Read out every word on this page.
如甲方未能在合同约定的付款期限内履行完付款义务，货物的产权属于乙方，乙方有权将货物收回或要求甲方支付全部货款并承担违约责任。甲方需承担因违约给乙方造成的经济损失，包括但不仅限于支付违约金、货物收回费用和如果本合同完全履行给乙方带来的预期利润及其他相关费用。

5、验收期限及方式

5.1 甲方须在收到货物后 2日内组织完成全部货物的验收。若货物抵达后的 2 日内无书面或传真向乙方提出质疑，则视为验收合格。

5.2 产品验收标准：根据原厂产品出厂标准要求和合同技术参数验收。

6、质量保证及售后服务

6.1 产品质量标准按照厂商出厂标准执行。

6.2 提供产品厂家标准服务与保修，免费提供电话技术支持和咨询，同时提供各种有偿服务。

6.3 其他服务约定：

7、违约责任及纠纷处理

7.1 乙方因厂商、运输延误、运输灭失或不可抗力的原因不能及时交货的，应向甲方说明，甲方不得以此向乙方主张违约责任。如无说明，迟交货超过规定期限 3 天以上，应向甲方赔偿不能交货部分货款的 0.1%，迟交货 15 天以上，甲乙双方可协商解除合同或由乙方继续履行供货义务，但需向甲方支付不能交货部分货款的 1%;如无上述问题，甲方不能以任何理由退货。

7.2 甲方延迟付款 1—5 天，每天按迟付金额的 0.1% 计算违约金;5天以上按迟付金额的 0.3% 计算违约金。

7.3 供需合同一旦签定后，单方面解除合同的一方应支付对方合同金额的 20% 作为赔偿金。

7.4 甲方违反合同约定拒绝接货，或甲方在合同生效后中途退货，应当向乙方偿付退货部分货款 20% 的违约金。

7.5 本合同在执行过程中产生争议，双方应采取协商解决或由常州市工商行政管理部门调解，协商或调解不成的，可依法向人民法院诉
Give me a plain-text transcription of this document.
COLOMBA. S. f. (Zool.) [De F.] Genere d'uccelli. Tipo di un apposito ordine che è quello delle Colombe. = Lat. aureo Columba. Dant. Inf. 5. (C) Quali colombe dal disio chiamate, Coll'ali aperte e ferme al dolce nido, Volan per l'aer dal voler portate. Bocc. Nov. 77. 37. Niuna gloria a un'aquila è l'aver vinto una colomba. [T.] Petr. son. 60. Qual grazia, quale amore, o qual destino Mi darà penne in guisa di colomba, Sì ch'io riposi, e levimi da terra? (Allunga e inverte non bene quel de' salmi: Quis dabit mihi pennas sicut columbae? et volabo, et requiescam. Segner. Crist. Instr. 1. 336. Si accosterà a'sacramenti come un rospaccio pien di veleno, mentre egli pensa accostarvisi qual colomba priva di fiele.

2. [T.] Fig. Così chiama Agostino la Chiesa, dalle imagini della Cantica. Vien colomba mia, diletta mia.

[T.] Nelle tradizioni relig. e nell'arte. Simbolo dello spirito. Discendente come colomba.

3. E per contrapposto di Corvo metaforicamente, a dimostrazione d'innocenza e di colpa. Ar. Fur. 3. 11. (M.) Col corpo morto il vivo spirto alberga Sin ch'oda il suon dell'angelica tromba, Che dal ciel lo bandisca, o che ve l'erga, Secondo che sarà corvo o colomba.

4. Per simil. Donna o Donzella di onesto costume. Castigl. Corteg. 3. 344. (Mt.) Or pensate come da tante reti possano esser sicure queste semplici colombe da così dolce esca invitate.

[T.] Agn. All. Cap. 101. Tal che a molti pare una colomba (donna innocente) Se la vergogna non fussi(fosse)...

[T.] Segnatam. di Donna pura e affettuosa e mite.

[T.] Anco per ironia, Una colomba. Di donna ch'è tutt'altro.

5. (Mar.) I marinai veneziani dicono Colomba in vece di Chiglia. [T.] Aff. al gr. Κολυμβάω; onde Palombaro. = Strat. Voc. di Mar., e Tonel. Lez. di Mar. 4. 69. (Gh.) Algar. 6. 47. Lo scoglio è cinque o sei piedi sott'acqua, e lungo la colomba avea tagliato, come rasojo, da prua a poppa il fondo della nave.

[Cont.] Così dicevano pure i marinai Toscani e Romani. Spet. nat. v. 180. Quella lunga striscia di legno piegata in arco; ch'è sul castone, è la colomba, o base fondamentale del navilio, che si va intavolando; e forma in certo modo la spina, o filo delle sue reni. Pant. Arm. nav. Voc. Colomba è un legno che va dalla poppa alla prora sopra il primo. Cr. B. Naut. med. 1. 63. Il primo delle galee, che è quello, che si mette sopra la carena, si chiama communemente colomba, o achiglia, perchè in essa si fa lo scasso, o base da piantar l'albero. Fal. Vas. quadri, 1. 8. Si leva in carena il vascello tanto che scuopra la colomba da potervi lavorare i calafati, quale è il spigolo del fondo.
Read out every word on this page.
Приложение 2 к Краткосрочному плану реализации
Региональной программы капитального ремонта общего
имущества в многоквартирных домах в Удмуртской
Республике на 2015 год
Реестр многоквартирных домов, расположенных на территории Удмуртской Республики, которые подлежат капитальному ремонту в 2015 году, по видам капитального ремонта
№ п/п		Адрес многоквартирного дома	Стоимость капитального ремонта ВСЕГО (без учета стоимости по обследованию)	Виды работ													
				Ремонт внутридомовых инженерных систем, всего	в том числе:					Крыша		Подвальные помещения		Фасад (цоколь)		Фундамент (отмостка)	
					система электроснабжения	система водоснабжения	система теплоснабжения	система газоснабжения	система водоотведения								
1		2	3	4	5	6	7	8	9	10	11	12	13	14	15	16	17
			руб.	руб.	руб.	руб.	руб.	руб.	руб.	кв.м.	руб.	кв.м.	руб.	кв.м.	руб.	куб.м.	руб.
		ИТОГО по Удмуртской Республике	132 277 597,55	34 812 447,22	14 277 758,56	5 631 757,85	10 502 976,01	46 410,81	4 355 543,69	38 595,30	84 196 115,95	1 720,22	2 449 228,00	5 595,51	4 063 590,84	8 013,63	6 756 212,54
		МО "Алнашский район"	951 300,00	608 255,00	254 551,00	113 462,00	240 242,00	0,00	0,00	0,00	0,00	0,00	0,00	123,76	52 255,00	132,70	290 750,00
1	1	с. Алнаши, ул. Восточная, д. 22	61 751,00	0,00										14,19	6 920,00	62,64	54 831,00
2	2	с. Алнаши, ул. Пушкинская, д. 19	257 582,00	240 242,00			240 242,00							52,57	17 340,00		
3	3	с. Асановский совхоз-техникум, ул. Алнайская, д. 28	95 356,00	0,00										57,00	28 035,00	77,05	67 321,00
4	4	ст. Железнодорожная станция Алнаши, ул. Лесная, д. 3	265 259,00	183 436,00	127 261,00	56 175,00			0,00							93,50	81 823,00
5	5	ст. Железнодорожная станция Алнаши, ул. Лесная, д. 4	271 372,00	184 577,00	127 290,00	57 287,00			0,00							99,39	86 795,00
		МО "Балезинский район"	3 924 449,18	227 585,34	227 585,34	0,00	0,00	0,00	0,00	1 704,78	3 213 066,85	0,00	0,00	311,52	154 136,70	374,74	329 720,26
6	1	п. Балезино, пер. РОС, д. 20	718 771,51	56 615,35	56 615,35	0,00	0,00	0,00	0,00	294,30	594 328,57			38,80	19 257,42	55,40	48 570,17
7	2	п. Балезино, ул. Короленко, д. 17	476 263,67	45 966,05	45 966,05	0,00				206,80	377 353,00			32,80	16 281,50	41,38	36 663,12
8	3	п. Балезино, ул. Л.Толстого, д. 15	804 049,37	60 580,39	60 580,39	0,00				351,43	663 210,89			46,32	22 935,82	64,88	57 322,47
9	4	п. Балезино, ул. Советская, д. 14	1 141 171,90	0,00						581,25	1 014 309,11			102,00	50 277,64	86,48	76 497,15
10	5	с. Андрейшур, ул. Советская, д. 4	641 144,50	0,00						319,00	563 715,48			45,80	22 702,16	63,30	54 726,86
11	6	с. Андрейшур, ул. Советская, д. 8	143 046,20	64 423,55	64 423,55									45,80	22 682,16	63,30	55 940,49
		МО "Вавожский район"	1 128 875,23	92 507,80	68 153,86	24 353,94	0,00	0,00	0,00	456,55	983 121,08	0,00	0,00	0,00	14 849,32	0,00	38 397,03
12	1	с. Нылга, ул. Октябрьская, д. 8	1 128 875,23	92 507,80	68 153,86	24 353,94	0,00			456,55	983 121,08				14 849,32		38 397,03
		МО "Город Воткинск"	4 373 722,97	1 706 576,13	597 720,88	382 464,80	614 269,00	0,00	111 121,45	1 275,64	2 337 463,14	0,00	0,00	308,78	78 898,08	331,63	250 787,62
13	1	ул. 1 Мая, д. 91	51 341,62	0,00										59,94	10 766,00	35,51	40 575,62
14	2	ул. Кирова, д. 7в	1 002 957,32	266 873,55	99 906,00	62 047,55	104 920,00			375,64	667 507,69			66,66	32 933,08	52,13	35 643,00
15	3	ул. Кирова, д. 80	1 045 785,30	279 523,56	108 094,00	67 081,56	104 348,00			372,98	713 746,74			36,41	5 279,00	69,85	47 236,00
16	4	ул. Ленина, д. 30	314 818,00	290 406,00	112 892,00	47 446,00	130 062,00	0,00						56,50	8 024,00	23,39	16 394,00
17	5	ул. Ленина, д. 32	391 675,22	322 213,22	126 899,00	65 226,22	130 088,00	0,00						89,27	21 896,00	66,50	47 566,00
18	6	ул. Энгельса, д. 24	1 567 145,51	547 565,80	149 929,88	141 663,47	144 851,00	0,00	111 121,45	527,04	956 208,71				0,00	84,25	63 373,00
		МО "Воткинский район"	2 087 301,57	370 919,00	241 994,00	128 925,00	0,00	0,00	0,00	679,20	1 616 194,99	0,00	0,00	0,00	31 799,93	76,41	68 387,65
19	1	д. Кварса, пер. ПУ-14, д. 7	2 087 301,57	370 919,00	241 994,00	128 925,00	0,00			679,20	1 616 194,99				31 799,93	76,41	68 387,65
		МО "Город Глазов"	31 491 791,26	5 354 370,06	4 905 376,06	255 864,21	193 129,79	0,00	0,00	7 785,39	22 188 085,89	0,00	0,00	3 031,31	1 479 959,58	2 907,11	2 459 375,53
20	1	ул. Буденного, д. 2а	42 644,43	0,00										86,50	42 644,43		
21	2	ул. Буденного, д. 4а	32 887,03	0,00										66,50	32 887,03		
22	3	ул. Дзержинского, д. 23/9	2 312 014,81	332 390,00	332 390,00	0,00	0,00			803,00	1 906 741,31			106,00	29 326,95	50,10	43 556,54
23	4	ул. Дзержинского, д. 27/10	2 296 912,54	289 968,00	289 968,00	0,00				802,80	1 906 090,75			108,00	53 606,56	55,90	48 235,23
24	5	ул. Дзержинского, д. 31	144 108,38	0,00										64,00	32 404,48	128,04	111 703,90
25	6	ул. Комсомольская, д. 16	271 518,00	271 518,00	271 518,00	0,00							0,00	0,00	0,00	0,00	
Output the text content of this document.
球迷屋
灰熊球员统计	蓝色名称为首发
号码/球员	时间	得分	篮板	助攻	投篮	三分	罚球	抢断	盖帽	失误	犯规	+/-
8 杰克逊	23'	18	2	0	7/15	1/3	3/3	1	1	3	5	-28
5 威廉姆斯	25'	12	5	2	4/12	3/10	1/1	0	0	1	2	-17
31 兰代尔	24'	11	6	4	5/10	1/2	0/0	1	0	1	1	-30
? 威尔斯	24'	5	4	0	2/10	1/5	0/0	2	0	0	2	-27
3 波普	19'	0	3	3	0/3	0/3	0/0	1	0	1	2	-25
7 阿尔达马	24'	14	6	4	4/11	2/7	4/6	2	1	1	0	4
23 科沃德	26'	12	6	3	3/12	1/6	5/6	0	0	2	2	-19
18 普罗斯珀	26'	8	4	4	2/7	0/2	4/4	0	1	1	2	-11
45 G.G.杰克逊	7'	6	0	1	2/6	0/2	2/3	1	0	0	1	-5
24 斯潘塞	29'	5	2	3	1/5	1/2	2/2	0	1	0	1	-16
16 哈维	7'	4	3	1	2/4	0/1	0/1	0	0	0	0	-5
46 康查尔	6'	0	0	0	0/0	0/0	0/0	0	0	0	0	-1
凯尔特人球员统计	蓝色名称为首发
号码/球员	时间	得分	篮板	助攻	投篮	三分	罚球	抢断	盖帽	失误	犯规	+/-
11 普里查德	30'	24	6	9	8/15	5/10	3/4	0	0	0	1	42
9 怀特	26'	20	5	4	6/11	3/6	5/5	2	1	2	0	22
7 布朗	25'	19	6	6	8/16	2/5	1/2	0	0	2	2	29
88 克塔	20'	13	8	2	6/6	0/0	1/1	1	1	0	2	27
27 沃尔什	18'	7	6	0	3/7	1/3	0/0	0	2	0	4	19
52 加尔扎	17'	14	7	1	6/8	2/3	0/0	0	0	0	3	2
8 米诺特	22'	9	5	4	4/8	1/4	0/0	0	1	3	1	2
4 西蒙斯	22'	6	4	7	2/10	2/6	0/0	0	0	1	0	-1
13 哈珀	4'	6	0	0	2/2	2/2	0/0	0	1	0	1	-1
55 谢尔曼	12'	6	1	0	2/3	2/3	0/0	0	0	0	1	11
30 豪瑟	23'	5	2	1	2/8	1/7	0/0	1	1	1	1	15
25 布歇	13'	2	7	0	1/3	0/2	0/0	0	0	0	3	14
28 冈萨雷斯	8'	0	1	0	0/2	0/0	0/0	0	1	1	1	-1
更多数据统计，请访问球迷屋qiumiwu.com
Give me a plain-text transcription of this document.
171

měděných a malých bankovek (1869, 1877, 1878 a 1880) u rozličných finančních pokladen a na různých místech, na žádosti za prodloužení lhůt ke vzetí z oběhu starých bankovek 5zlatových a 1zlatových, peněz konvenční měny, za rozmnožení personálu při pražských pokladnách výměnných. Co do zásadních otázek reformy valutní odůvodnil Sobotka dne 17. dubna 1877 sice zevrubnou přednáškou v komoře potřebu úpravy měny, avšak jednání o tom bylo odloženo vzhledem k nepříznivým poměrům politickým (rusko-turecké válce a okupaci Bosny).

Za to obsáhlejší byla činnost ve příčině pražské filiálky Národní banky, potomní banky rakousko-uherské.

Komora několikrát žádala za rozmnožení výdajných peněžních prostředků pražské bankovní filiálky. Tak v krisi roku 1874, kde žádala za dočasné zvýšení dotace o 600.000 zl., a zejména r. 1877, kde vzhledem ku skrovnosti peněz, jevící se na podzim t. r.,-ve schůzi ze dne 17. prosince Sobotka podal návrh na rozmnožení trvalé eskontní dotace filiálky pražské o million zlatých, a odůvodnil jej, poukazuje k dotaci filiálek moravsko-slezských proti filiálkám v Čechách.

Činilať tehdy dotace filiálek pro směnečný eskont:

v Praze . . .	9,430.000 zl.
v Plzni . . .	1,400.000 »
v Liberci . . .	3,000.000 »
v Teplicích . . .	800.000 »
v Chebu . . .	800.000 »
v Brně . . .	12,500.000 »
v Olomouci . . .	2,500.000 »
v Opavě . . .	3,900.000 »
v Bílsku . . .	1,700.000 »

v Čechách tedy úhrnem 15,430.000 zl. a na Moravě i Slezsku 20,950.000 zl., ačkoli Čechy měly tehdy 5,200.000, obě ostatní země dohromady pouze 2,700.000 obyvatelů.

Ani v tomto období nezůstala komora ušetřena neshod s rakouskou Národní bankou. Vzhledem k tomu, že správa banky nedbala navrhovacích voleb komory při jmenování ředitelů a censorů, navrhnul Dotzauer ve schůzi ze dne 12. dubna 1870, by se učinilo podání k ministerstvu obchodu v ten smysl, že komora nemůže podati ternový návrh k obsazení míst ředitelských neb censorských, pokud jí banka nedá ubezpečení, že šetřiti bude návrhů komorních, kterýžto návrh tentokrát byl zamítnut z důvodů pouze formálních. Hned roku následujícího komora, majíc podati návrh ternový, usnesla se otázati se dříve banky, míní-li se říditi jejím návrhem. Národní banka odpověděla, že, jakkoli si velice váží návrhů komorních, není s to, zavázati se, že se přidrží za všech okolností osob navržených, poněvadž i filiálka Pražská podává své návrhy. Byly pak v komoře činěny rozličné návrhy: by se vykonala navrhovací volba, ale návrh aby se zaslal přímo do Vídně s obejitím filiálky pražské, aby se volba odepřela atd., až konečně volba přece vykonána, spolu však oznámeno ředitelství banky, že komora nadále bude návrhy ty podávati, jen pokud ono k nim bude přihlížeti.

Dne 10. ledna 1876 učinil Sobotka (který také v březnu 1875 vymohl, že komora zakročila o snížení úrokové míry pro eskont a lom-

→ Challenge: Tally the lines in the listing that hold "fondo" and report the number alone.

→ Answer to the exercise: 2